• **Aim**: What follows is a listing; give it again exactly, in its entirety.

• **Extracted data**:

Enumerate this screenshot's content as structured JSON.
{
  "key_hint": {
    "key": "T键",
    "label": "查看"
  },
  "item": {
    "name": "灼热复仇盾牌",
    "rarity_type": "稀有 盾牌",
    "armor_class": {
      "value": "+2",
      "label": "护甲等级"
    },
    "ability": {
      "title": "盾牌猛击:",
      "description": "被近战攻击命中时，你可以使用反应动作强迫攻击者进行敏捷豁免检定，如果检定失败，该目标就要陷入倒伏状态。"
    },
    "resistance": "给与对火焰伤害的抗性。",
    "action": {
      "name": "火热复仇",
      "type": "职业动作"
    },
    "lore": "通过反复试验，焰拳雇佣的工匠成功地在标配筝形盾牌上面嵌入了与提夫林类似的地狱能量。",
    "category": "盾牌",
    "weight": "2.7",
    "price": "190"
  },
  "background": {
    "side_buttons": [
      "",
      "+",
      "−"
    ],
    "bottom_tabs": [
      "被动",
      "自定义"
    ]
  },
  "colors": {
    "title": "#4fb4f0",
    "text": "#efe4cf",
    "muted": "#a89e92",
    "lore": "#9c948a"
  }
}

• **Exercise output**:
Enumerate this screenshot's content as structured JSON.
{
  "key_hint": {
    "key": "T键",
    "label": "查看"
  },
  "item": {
    "name": "灼热复仇盾牌",
    "rarity_type": "稀有 盾牌",
    "armor_class": {
      "value": "+2",
      "label": "护甲等级"
    },
    "ability": {
      "title": "盾牌猛击:",
      "description": "被近战攻击命中时，你可以使用反应动作强迫攻击者进行敏捷豁免检定，如果检定失败，该目标就要陷入倒伏状态。"
    },
    "resistance": "给与对火焰伤害的抗性。",
    "action": {
      "name": "火热复仇",
      "type": "职业动作"
    },
    "lore": "通过反复试验，焰拳雇佣的工匠成功地在标配筝形盾牌上面嵌入了与提夫林类似的地狱能量。",
    "category": "盾牌",
    "weight": "2.7",
    "price": "190"
  },
  "background": {
    "side_buttons": [
      "",
      "+",
      "−"
    ],
    "bottom_tabs": [
      "被动",
      "自定义"
    ]
  },
  "colors": {
    "title": "#4fb4f0",
    "text": "#efe4cf",
    "muted": "#a89e92",
    "lore": "#9c948a"
  }
}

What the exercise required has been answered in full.